■ Working data
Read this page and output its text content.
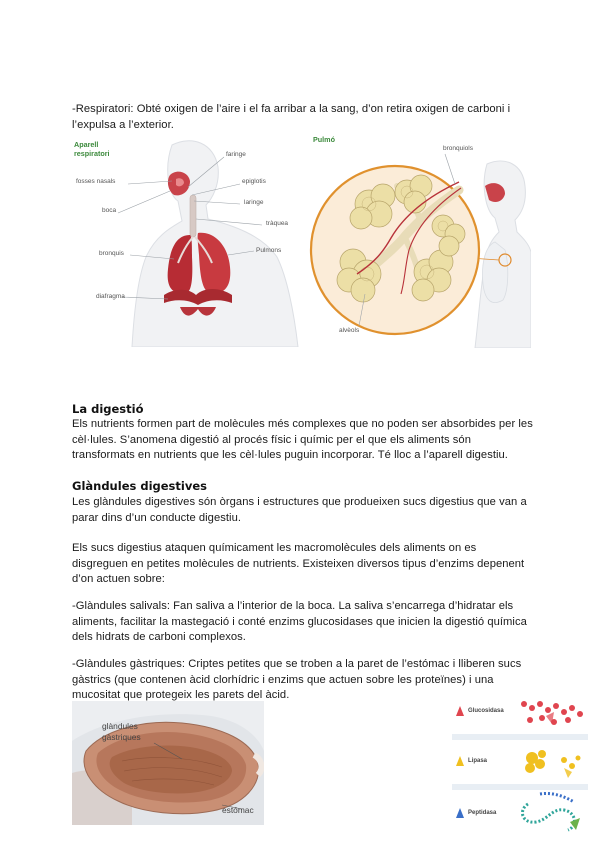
-Respiratori: Obté oxigen de l’aire i el fa arribar a la sang, d’on retira oxigen de carboni i l’expulsa a l’exterior.
Aparell respiratori
fosses nasals
boca
bronquis
diafragma
faringe
epiglotis
laringe
tràquea
Pulmons
Pulmó
bronquiols
alvèols
La digestió
Els nutrients formen part de molècules més complexes que no poden ser absorbides per les cèl·lules. S’anomena digestió al procés físic i químic per el que els aliments són transformats en nutrients que les cèl·lules puguin incorporar. Té lloc a l’aparell digestiu.
Glàndules digestives
Les glàndules digestives són òrgans i estructures que produeixen sucs digestius que van a parar dins d’un conducte digestiu.
Els sucs digestius ataquen químicament les macromolècules dels aliments on es disgreguen en petites molècules de nutrients. Existeixen diversos tipus d’enzims depenent d’on actuen sobre:
-Glàndules salivals: Fan saliva a l’interior de la boca. La saliva s’encarrega d’hidratar els aliments, facilitar la mastegació i conté enzims glucosidases que inicien la digestió química dels hidrats de carboni complexos.
-Glàndules gàstriques: Criptes petites que se troben a la paret de l’estómac i lliberen sucs gàstrics (que contenen àcid clorhídric i enzims que actuen sobre les proteïnes) i una mucositat que protegeix les parets del àcid.
glàndules gàstriques
estómac
Glucosidasa
Lipasa
Peptidasa
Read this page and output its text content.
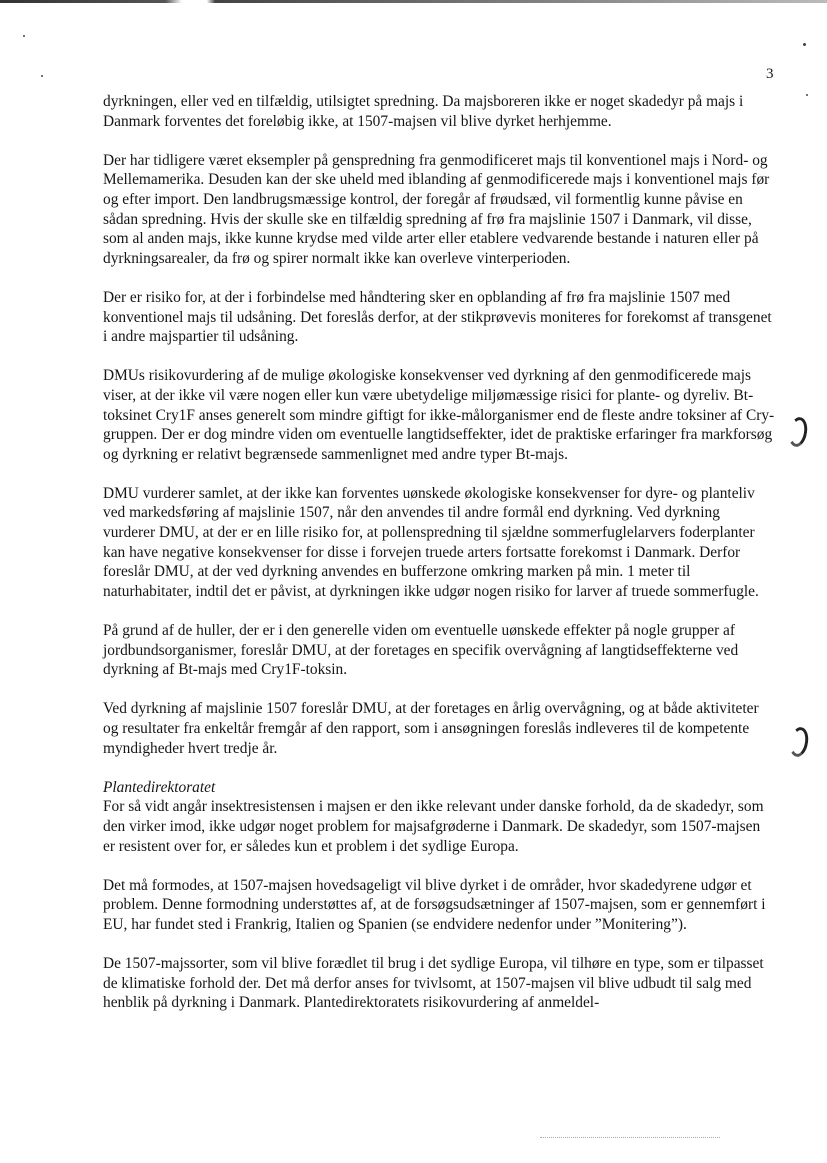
3

dyrkningen, eller ved en tilfældig, utilsigtet spredning. Da majsboreren ikke er noget skadedyr på majs i Danmark forventes det foreløbig ikke, at 1507-majsen vil blive dyrket herhjemme.

Der har tidligere været eksempler på genspredning fra genmodificeret majs til konventionel majs i Nord- og Mellemamerika. Desuden kan der ske uheld med iblanding af genmodificerede majs i konventionel majs før og efter import. Den landbrugsmæssige kontrol, der foregår af frøudsæd, vil formentlig kunne påvise en sådan spredning. Hvis der skulle ske en tilfældig spredning af frø fra majslinie 1507 i Danmark, vil disse, som al anden majs, ikke kunne krydse med vilde arter eller etablere vedvarende bestande i naturen eller på dyrkningsarealer, da frø og spirer normalt ikke kan overleve vinterperioden.

Der er risiko for, at der i forbindelse med håndtering sker en opblanding af frø fra majslinie 1507 med konventionel majs til udsåning. Det foreslås derfor, at der stikprøvevis moniteres for forekomst af transgenet i andre majspartier til udsåning.

DMUs risikovurdering af de mulige økologiske konsekvenser ved dyrkning af den genmodificerede majs viser, at der ikke vil være nogen eller kun være ubetydelige miljømæssige risici for plante- og dyreliv. Bt-toksinet Cry1F anses generelt som mindre giftigt for ikke-målorganismer end de fleste andre toksiner af Cry-gruppen. Der er dog mindre viden om eventuelle langtidseffekter, idet de praktiske erfaringer fra markforsøg og dyrkning er relativt begrænsede sammenlignet med andre typer Bt-majs.

DMU vurderer samlet, at der ikke kan forventes uønskede økologiske konsekvenser for dyre- og planteliv ved markedsføring af majslinie 1507, når den anvendes til andre formål end dyrkning. Ved dyrkning vurderer DMU, at der er en lille risiko for, at pollenspredning til sjældne sommerfuglelarvers foderplanter kan have negative konsekvenser for disse i forvejen truede arters fortsatte forekomst i Danmark. Derfor foreslår DMU, at der ved dyrkning anvendes en bufferzone omkring marken på min. 1 meter til naturhabitater, indtil det er påvist, at dyrkningen ikke udgør nogen risiko for larver af truede sommerfugle.

På grund af de huller, der er i den generelle viden om eventuelle uønskede effekter på nogle grupper af jordbundsorganismer, foreslår DMU, at der foretages en specifik overvågning af langtidseffekterne ved dyrkning af Bt-majs med Cry1F-toksin.

Ved dyrkning af majslinie 1507 foreslår DMU, at der foretages en årlig overvågning, og at både aktiviteter og resultater fra enkeltår fremgår af den rapport, som i ansøgningen foreslås indleveres til de kompetente myndigheder hvert tredje år.

Plantedirektoratet

For så vidt angår insektresistensen i majsen er den ikke relevant under danske forhold, da de skadedyr, som den virker imod, ikke udgør noget problem for majsafgrøderne i Danmark. De skadedyr, som 1507-majsen er resistent over for, er således kun et problem i det sydlige Europa.

Det må formodes, at 1507-majsen hovedsageligt vil blive dyrket i de områder, hvor skadedyrene udgør et problem. Denne formodning understøttes af, at de forsøgsudsætninger af 1507-majsen, som er gennemført i EU, har fundet sted i Frankrig, Italien og Spanien (se endvidere nedenfor under ”Monitering”).

De 1507-majssorter, som vil blive forædlet til brug i det sydlige Europa, vil tilhøre en type, som er tilpasset de klimatiske forhold der. Det må derfor anses for tvivlsomt, at 1507-majsen vil blive udbudt til salg med henblik på dyrkning i Danmark. Plantedirektoratets risikovurdering af anmeldel-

■ Work instructions
All of the lines above should be printed exactly, minus the pictures.

■ Solution
Read this page and output its text content.
-Respiratori: Obté oxigen de l’aire i el fa arribar a la sang, d’on retira oxigen de carboni i l’expulsa a l’exterior.
Aparell respiratori
fosses nasals
boca
bronquis
diafragma
faringe
epiglotis
laringe
tràquea
Pulmons
Pulmó
bronquiols
alvèols
La digestió
Els nutrients formen part de molècules més complexes que no poden ser absorbides per les cèl·lules. S’anomena digestió al procés físic i químic per el que els aliments són transformats en nutrients que les cèl·lules puguin incorporar. Té lloc a l’aparell digestiu.
Glàndules digestives
Les glàndules digestives són òrgans i estructures que produeixen sucs digestius que van a parar dins d’un conducte digestiu.
Els sucs digestius ataquen químicament les macromolècules dels aliments on es disgreguen en petites molècules de nutrients. Existeixen diversos tipus d’enzims depenent d’on actuen sobre:
-Glàndules salivals: Fan saliva a l’interior de la boca. La saliva s’encarrega d’hidratar els aliments, facilitar la mastegació i conté enzims glucosidases que inicien la digestió química dels hidrats de carboni complexos.
-Glàndules gàstriques: Criptes petites que se troben a la paret de l’estómac i lliberen sucs gàstrics (que contenen àcid clorhídric i enzims que actuen sobre les proteïnes) i una mucositat que protegeix les parets del àcid.
glàndules gàstriques
estómac
Glucosidasa
Lipasa
Peptidasa
Read this page and output its text content.
3

dyrkningen, eller ved en tilfældig, utilsigtet spredning. Da majsboreren ikke er noget skadedyr på majs i Danmark forventes det foreløbig ikke, at 1507-majsen vil blive dyrket herhjemme.

Der har tidligere været eksempler på genspredning fra genmodificeret majs til konventionel majs i Nord- og Mellemamerika. Desuden kan der ske uheld med iblanding af genmodificerede majs i konventionel majs før og efter import. Den landbrugsmæssige kontrol, der foregår af frøudsæd, vil formentlig kunne påvise en sådan spredning. Hvis der skulle ske en tilfældig spredning af frø fra majslinie 1507 i Danmark, vil disse, som al anden majs, ikke kunne krydse med vilde arter eller etablere vedvarende bestande i naturen eller på dyrkningsarealer, da frø og spirer normalt ikke kan overleve vinterperioden.

Der er risiko for, at der i forbindelse med håndtering sker en opblanding af frø fra majslinie 1507 med konventionel majs til udsåning. Det foreslås derfor, at der stikprøvevis moniteres for forekomst af transgenet i andre majspartier til udsåning.

DMUs risikovurdering af de mulige økologiske konsekvenser ved dyrkning af den genmodificerede majs viser, at der ikke vil være nogen eller kun være ubetydelige miljømæssige risici for plante- og dyreliv. Bt-toksinet Cry1F anses generelt som mindre giftigt for ikke-målorganismer end de fleste andre toksiner af Cry-gruppen. Der er dog mindre viden om eventuelle langtidseffekter, idet de praktiske erfaringer fra markforsøg og dyrkning er relativt begrænsede sammenlignet med andre typer Bt-majs.

DMU vurderer samlet, at der ikke kan forventes uønskede økologiske konsekvenser for dyre- og planteliv ved markedsføring af majslinie 1507, når den anvendes til andre formål end dyrkning. Ved dyrkning vurderer DMU, at der er en lille risiko for, at pollenspredning til sjældne sommerfuglelarvers foderplanter kan have negative konsekvenser for disse i forvejen truede arters fortsatte forekomst i Danmark. Derfor foreslår DMU, at der ved dyrkning anvendes en bufferzone omkring marken på min. 1 meter til naturhabitater, indtil det er påvist, at dyrkningen ikke udgør nogen risiko for larver af truede sommerfugle.

På grund af de huller, der er i den generelle viden om eventuelle uønskede effekter på nogle grupper af jordbundsorganismer, foreslår DMU, at der foretages en specifik overvågning af langtidseffekterne ved dyrkning af Bt-majs med Cry1F-toksin.

Ved dyrkning af majslinie 1507 foreslår DMU, at der foretages en årlig overvågning, og at både aktiviteter og resultater fra enkeltår fremgår af den rapport, som i ansøgningen foreslås indleveres til de kompetente myndigheder hvert tredje år.

Plantedirektoratet

For så vidt angår insektresistensen i majsen er den ikke relevant under danske forhold, da de skadedyr, som den virker imod, ikke udgør noget problem for majsafgrøderne i Danmark. De skadedyr, som 1507-majsen er resistent over for, er således kun et problem i det sydlige Europa.

Det må formodes, at 1507-majsen hovedsageligt vil blive dyrket i de områder, hvor skadedyrene udgør et problem. Denne formodning understøttes af, at de forsøgsudsætninger af 1507-majsen, som er gennemført i EU, har fundet sted i Frankrig, Italien og Spanien (se endvidere nedenfor under ”Monitering”).

De 1507-majssorter, som vil blive forædlet til brug i det sydlige Europa, vil tilhøre en type, som er tilpasset de klimatiske forhold der. Det må derfor anses for tvivlsomt, at 1507-majsen vil blive udbudt til salg med henblik på dyrkning i Danmark. Plantedirektoratets risikovurdering af anmeldel-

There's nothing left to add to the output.